- _TASK REQUIREMENTS_
1 > From the text on accountability courts, reproduce word for word the part that opens with the words containing "Change the Trajectory: Accountability" and closes with "down the line).".
2 > According to the text on accountability courts, what group funds the DeKalb County Misdemeanor Mental Health Court?

START TEXT BLOCK

Change the Trajectory: Accountability Courts
These aren't always an option, but in a growing number of states and counties, there are courts targeted to help those with mental health challenges who get caught up in the criminal justice system. These are lead by judges who aren't interested in treating these individuals like criminals and are, instead, keen on expanding treatment for them and changing their outlook on what treatment means.
They are typically comprised of various perspectives in the court system: prosecutors, defenders, law enforcement, treatment professionals and others all interested in helping these men and women out of the jails and into happier lives (that incidentally save law enforcement resources down the line).
Some, like the DeKalb County Misdemeanor Mental Health Court funded by the DeKalb Criminal Justice Treatment Coalition (treatmentisjustice.org) are meant to intervene early on, to limit the time spent in jail. Others are targeted toward felony charges in cases where a person has repeatedly had run-ins with the court system.
Ask your lawyer, or anyone in the court system, as to whether those options might be available. Your child will have to be on board--none of these are mandated, or at least the overwhelming majority. And in any case, if he or she doesn't want to participate, they can't benefit. Sometimes being faced with jail time can bring a buy-in on the front end, at least.

END TEXT BLOCK
START DATA

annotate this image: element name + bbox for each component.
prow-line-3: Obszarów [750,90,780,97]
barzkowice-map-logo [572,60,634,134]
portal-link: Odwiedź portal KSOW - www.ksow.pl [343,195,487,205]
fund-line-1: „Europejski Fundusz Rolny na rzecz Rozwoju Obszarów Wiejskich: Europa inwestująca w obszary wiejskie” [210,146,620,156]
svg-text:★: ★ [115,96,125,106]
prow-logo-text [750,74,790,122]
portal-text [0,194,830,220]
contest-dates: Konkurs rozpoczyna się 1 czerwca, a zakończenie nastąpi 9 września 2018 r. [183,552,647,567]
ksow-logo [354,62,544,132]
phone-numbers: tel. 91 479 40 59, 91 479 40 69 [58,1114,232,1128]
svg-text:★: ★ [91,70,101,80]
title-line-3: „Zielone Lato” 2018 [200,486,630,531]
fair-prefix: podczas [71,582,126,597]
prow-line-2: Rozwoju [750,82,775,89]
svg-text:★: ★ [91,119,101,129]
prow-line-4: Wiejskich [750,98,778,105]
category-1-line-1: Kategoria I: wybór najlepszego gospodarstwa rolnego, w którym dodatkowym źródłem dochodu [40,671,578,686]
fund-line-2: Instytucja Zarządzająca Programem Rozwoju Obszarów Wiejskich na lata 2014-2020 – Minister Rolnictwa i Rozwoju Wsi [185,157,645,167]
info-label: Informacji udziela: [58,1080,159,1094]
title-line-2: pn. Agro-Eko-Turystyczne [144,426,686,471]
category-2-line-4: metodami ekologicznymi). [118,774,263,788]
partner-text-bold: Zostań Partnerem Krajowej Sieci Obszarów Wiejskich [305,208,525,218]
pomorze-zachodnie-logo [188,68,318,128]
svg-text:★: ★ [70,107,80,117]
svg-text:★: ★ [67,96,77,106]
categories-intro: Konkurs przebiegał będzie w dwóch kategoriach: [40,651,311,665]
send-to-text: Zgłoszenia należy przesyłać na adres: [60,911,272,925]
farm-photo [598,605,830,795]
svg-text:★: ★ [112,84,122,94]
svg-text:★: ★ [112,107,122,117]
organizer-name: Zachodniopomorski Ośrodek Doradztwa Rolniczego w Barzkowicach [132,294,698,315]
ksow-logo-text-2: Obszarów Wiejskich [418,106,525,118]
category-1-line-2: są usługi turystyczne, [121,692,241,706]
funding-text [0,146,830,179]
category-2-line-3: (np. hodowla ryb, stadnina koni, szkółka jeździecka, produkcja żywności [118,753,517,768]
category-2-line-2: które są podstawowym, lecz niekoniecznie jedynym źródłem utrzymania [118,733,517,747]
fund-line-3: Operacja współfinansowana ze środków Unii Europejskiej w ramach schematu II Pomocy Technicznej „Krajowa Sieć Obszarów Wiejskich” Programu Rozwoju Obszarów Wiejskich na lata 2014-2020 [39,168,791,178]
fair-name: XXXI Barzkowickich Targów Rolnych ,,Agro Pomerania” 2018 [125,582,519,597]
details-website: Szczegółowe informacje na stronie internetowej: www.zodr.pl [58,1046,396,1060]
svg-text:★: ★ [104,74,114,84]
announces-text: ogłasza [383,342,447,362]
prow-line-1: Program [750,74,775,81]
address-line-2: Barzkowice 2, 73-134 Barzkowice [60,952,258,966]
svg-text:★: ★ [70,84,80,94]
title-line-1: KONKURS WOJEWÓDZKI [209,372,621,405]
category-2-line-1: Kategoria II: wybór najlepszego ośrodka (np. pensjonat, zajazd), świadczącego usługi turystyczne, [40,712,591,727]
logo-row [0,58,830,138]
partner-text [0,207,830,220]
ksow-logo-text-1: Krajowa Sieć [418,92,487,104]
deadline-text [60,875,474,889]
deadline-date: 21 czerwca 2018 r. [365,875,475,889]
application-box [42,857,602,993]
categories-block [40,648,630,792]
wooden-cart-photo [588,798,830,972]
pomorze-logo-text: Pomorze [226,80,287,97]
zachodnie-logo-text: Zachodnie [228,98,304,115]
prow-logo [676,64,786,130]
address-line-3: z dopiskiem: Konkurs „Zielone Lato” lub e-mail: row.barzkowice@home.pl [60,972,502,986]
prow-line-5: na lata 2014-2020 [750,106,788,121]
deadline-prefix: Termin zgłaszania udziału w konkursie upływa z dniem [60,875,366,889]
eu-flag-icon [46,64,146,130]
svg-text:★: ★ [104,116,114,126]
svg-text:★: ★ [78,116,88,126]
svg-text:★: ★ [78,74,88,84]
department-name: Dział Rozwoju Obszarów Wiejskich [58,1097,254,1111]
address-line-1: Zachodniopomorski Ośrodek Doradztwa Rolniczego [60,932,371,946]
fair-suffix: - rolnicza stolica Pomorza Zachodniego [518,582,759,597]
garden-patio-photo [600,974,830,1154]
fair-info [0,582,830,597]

END DATA

- _TASK ANSWERS_
1 >
Change the Trajectory: Accountability Courts
These aren't always an option, but in a growing number of states and counties, there are courts targeted to help those with mental health challenges who get caught up in the criminal justice system. These are lead by judges who aren't interested in treating these individuals like criminals and are, instead, keen on expanding treatment for them and changing their outlook on what treatment means.
They are typically comprised of various perspectives in the court system: prosecutors, defenders, law enforcement, treatment professionals and others all interested in helping these men and women out of the jails and into happier lives (that incidentally save law enforcement resources down the line).

2 > The DeKalb Criminal Justice Treatment Coalition.